• Short problem:
Locate all lines with the word "contemporary". Copy them.

***** Stored rows

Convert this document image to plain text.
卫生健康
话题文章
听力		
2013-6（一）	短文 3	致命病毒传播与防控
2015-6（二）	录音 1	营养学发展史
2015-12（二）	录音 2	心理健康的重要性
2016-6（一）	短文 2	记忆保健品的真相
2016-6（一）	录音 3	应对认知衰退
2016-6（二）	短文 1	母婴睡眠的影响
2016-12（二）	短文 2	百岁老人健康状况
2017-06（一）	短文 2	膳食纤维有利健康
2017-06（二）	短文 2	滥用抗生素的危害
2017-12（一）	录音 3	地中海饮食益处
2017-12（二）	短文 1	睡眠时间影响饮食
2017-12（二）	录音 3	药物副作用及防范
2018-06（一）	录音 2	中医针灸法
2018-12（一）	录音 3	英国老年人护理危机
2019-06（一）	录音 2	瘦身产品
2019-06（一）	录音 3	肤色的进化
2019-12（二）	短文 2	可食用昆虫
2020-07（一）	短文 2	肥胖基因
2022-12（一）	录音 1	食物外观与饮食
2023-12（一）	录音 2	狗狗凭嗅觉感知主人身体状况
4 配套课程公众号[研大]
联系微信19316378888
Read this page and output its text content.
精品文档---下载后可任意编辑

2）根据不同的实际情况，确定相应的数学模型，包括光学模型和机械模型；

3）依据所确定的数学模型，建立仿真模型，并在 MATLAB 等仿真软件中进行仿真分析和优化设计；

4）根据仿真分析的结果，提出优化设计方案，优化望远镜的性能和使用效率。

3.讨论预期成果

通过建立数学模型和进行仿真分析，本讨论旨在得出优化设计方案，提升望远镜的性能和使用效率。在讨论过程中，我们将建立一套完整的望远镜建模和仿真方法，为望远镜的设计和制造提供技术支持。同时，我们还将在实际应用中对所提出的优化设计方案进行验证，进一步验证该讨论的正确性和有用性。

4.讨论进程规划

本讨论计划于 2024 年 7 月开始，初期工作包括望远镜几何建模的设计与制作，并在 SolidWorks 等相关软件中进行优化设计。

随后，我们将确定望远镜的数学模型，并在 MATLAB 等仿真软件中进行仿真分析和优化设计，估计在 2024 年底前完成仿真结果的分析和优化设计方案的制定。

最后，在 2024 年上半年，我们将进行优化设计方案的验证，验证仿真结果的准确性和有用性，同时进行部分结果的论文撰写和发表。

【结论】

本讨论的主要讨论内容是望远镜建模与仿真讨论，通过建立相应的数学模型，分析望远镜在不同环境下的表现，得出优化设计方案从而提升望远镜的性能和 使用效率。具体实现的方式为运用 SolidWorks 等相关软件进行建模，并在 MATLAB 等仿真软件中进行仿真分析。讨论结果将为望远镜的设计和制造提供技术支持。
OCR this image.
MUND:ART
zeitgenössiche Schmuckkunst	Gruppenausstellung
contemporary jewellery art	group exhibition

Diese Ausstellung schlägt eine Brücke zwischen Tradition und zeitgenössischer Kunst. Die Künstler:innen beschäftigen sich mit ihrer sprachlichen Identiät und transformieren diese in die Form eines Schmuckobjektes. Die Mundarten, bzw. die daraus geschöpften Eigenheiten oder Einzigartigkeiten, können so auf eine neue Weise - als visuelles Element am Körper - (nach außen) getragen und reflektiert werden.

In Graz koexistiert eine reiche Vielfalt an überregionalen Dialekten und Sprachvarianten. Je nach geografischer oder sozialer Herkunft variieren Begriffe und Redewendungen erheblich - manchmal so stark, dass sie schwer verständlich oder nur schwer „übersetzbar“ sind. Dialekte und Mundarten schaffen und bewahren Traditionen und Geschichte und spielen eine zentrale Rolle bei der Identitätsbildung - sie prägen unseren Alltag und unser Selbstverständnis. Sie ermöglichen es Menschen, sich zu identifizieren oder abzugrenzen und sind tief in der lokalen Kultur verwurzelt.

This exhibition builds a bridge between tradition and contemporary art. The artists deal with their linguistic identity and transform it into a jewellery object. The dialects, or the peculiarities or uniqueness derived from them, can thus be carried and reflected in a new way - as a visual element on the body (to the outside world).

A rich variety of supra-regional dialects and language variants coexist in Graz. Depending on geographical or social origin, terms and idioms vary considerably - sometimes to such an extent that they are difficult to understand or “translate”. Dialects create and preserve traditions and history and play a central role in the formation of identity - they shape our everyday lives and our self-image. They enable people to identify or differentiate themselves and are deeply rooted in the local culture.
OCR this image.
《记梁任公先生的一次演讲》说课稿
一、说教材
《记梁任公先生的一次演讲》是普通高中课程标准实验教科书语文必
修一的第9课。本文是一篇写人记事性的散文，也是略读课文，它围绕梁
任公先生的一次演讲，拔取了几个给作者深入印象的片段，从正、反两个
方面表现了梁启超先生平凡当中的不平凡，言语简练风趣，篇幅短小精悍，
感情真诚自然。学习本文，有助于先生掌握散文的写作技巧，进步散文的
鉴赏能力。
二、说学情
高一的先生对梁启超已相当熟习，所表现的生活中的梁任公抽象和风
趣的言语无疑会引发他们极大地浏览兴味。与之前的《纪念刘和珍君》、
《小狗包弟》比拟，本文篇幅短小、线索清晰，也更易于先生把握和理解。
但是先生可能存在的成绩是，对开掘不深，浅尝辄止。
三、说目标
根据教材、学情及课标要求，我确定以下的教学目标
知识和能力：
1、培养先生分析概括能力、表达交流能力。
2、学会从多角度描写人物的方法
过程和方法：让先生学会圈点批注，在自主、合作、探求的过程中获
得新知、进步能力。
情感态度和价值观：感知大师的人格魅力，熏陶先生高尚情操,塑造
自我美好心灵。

**********

• The answer:
contemporary jewellery art	group exhibition
This exhibition builds a bridge between tradition and contemporary art. The artists deal with their linguistic identity and transform it into a jewellery object. The dialects, or the peculiarities or uniqueness derived from them, can thus be carried and reflected in a new way - as a visual element on the body (to the outside world).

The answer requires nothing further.